_Challenge:_
Gather all lines in the entries that include the word "USDCAD".

Data entries:
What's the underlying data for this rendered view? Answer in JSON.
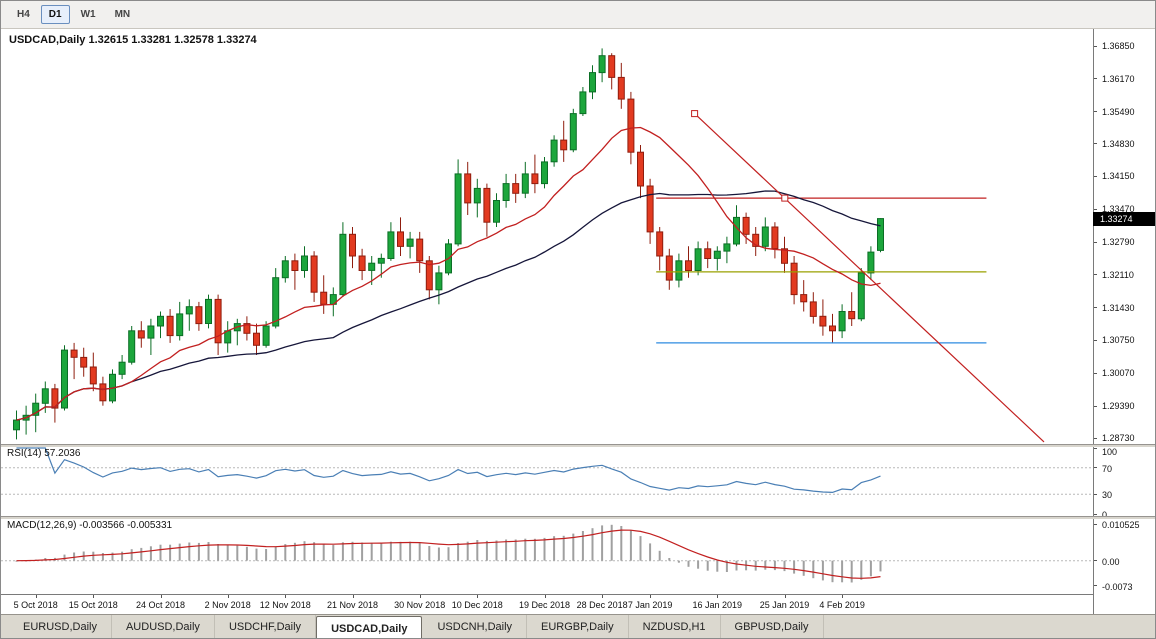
{
  "toolbar": {
    "timeframes": [
      {
        "label": "H4",
        "active": false
      },
      {
        "label": "D1",
        "active": true
      },
      {
        "label": "W1",
        "active": false
      },
      {
        "label": "MN",
        "active": false
      }
    ]
  },
  "chart": {
    "title": "USDCAD,Daily 1.32615 1.33281 1.32578 1.33274",
    "current_price": "1.33274",
    "price_axis_labels": [
      "1.36850",
      "1.36170",
      "1.35490",
      "1.34830",
      "1.34150",
      "1.33470",
      "1.32790",
      "1.32110",
      "1.31430",
      "1.30750",
      "1.30070",
      "1.29390",
      "1.28730"
    ]
  },
  "chart_data": {
    "type": "candlestick",
    "symbol": "USDCAD",
    "timeframe": "Daily",
    "ohlc": [
      [
        1.289,
        1.293,
        1.287,
        1.291
      ],
      [
        1.291,
        1.294,
        1.288,
        1.292
      ],
      [
        1.292,
        1.2965,
        1.2885,
        1.2945
      ],
      [
        1.2945,
        1.299,
        1.2925,
        1.2975
      ],
      [
        1.2975,
        1.2985,
        1.2905,
        1.2935
      ],
      [
        1.2935,
        1.3065,
        1.293,
        1.3055
      ],
      [
        1.3055,
        1.307,
        1.2995,
        1.304
      ],
      [
        1.304,
        1.306,
        1.3,
        1.302
      ],
      [
        1.302,
        1.305,
        1.297,
        1.2985
      ],
      [
        1.2985,
        1.3,
        1.294,
        1.295
      ],
      [
        1.295,
        1.3015,
        1.2945,
        1.3005
      ],
      [
        1.3005,
        1.3045,
        1.2995,
        1.303
      ],
      [
        1.303,
        1.3105,
        1.3025,
        1.3095
      ],
      [
        1.3095,
        1.3115,
        1.306,
        1.308
      ],
      [
        1.308,
        1.312,
        1.3045,
        1.3105
      ],
      [
        1.3105,
        1.3135,
        1.308,
        1.3125
      ],
      [
        1.3125,
        1.314,
        1.307,
        1.3085
      ],
      [
        1.3085,
        1.3155,
        1.3075,
        1.313
      ],
      [
        1.313,
        1.316,
        1.3095,
        1.3145
      ],
      [
        1.3145,
        1.3155,
        1.3095,
        1.311
      ],
      [
        1.311,
        1.317,
        1.31,
        1.316
      ],
      [
        1.316,
        1.317,
        1.3045,
        1.307
      ],
      [
        1.307,
        1.3115,
        1.305,
        1.3095
      ],
      [
        1.3095,
        1.312,
        1.3065,
        1.311
      ],
      [
        1.311,
        1.3125,
        1.3075,
        1.309
      ],
      [
        1.309,
        1.311,
        1.3045,
        1.3065
      ],
      [
        1.3065,
        1.3115,
        1.306,
        1.3105
      ],
      [
        1.3105,
        1.3225,
        1.31,
        1.3205
      ],
      [
        1.3205,
        1.325,
        1.3195,
        1.324
      ],
      [
        1.324,
        1.3255,
        1.318,
        1.322
      ],
      [
        1.322,
        1.327,
        1.3205,
        1.325
      ],
      [
        1.325,
        1.326,
        1.3155,
        1.3175
      ],
      [
        1.3175,
        1.321,
        1.313,
        1.315
      ],
      [
        1.315,
        1.3185,
        1.3125,
        1.317
      ],
      [
        1.317,
        1.332,
        1.3165,
        1.3295
      ],
      [
        1.3295,
        1.331,
        1.3225,
        1.325
      ],
      [
        1.325,
        1.3265,
        1.32,
        1.322
      ],
      [
        1.322,
        1.325,
        1.319,
        1.3235
      ],
      [
        1.3235,
        1.3255,
        1.3205,
        1.3245
      ],
      [
        1.3245,
        1.332,
        1.324,
        1.33
      ],
      [
        1.33,
        1.333,
        1.325,
        1.327
      ],
      [
        1.327,
        1.33,
        1.3245,
        1.3285
      ],
      [
        1.3285,
        1.33,
        1.3215,
        1.324
      ],
      [
        1.324,
        1.325,
        1.316,
        1.318
      ],
      [
        1.318,
        1.323,
        1.315,
        1.3215
      ],
      [
        1.3215,
        1.3285,
        1.321,
        1.3275
      ],
      [
        1.3275,
        1.345,
        1.327,
        1.342
      ],
      [
        1.342,
        1.3445,
        1.3335,
        1.336
      ],
      [
        1.336,
        1.341,
        1.333,
        1.339
      ],
      [
        1.339,
        1.34,
        1.329,
        1.332
      ],
      [
        1.332,
        1.338,
        1.331,
        1.3365
      ],
      [
        1.3365,
        1.342,
        1.335,
        1.34
      ],
      [
        1.34,
        1.342,
        1.336,
        1.338
      ],
      [
        1.338,
        1.3445,
        1.337,
        1.342
      ],
      [
        1.342,
        1.346,
        1.338,
        1.34
      ],
      [
        1.34,
        1.3455,
        1.339,
        1.3445
      ],
      [
        1.3445,
        1.35,
        1.3435,
        1.349
      ],
      [
        1.349,
        1.353,
        1.3445,
        1.347
      ],
      [
        1.347,
        1.3555,
        1.3465,
        1.3545
      ],
      [
        1.3545,
        1.36,
        1.354,
        1.359
      ],
      [
        1.359,
        1.3645,
        1.3575,
        1.363
      ],
      [
        1.363,
        1.368,
        1.361,
        1.3665
      ],
      [
        1.3665,
        1.367,
        1.3595,
        1.362
      ],
      [
        1.362,
        1.365,
        1.3555,
        1.3575
      ],
      [
        1.3575,
        1.359,
        1.344,
        1.3465
      ],
      [
        1.3465,
        1.348,
        1.337,
        1.3395
      ],
      [
        1.3395,
        1.341,
        1.3275,
        1.33
      ],
      [
        1.33,
        1.331,
        1.322,
        1.325
      ],
      [
        1.325,
        1.3265,
        1.318,
        1.32
      ],
      [
        1.32,
        1.3255,
        1.3185,
        1.324
      ],
      [
        1.324,
        1.327,
        1.3205,
        1.322
      ],
      [
        1.322,
        1.328,
        1.321,
        1.3265
      ],
      [
        1.3265,
        1.328,
        1.3225,
        1.3245
      ],
      [
        1.3245,
        1.327,
        1.322,
        1.326
      ],
      [
        1.326,
        1.329,
        1.3235,
        1.3275
      ],
      [
        1.3275,
        1.3355,
        1.327,
        1.333
      ],
      [
        1.333,
        1.334,
        1.3275,
        1.3295
      ],
      [
        1.3295,
        1.331,
        1.325,
        1.327
      ],
      [
        1.327,
        1.333,
        1.326,
        1.331
      ],
      [
        1.331,
        1.332,
        1.3245,
        1.3265
      ],
      [
        1.3265,
        1.329,
        1.3215,
        1.3235
      ],
      [
        1.3235,
        1.325,
        1.315,
        1.317
      ],
      [
        1.317,
        1.32,
        1.3135,
        1.3155
      ],
      [
        1.3155,
        1.3175,
        1.311,
        1.3125
      ],
      [
        1.3125,
        1.316,
        1.3085,
        1.3105
      ],
      [
        1.3105,
        1.313,
        1.307,
        1.3095
      ],
      [
        1.3095,
        1.315,
        1.308,
        1.3135
      ],
      [
        1.3135,
        1.3175,
        1.3105,
        1.312
      ],
      [
        1.312,
        1.3225,
        1.3115,
        1.3215
      ],
      [
        1.3215,
        1.327,
        1.32,
        1.3258
      ],
      [
        1.32615,
        1.33281,
        1.32578,
        1.33274
      ]
    ],
    "x_labels": [
      {
        "i": 2,
        "label": "5 Oct 2018"
      },
      {
        "i": 8,
        "label": "15 Oct 2018"
      },
      {
        "i": 15,
        "label": "24 Oct 2018"
      },
      {
        "i": 22,
        "label": "2 Nov 2018"
      },
      {
        "i": 28,
        "label": "12 Nov 2018"
      },
      {
        "i": 35,
        "label": "21 Nov 2018"
      },
      {
        "i": 42,
        "label": "30 Nov 2018"
      },
      {
        "i": 48,
        "label": "10 Dec 2018"
      },
      {
        "i": 55,
        "label": "19 Dec 2018"
      },
      {
        "i": 61,
        "label": "28 Dec 2018"
      },
      {
        "i": 66,
        "label": "7 Jan 2019"
      },
      {
        "i": 73,
        "label": "16 Jan 2019"
      },
      {
        "i": 80,
        "label": "25 Jan 2019"
      },
      {
        "i": 86,
        "label": "4 Feb 2019"
      }
    ],
    "overlays": {
      "ma_fast": {
        "period": 13,
        "color": "#c22020"
      },
      "ma_slow": {
        "period": 34,
        "color": "#16163a"
      },
      "trendline": {
        "i1": 71,
        "p1": 1.3545,
        "i2": 107.4,
        "p2": 1.2865,
        "color": "#c22020",
        "markers": [
          {
            "i": 71,
            "p": 1.3545
          },
          {
            "i": 80.4,
            "p": 1.337
          }
        ]
      },
      "hlines": [
        {
          "price": 1.337,
          "color": "#c22020",
          "from_i": 67,
          "to_i": 101.4
        },
        {
          "price": 1.3217,
          "color": "#9aa000",
          "from_i": 67,
          "to_i": 101.4
        },
        {
          "price": 1.307,
          "color": "#2e8be0",
          "from_i": 67,
          "to_i": 101.4
        }
      ]
    },
    "indicators": {
      "rsi": {
        "label": "RSI(14) 57.2036",
        "period": 14,
        "current": "57.2036",
        "levels": [
          70,
          30
        ],
        "scale_labels": [
          "100",
          "70",
          "30",
          "0"
        ],
        "color": "#4a7fb5"
      },
      "macd": {
        "label": "MACD(12,26,9) -0.003566 -0.005331",
        "fast": 12,
        "slow": 26,
        "signal": 9,
        "current_macd": "-0.003566",
        "current_signal": "-0.005331",
        "scale_labels": [
          "0.010525",
          "0.00",
          "-0.0073"
        ],
        "hist_color": "#a0a0a0",
        "signal_color": "#c22020"
      }
    },
    "candle_colors": {
      "bull": "#1ca63c",
      "bull_border": "#0b6e25",
      "bear": "#e23a20",
      "bear_border": "#8f1d0e"
    }
  },
  "tabs": {
    "items": [
      {
        "label": "EURUSD,Daily",
        "active": false
      },
      {
        "label": "AUDUSD,Daily",
        "active": false
      },
      {
        "label": "USDCHF,Daily",
        "active": false
      },
      {
        "label": "USDCAD,Daily",
        "active": true
      },
      {
        "label": "USDCNH,Daily",
        "active": false
      },
      {
        "label": "EURGBP,Daily",
        "active": false
      },
      {
        "label": "NZDUSD,H1",
        "active": false
      },
      {
        "label": "GBPUSD,Daily",
        "active": false
      }
    ]
  }
}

_Expected output:_
    "title": "USDCAD,Daily 1.32615 1.33281 1.32578 1.33274",
    "symbol": "USDCAD",
        "label": "USDCAD,Daily",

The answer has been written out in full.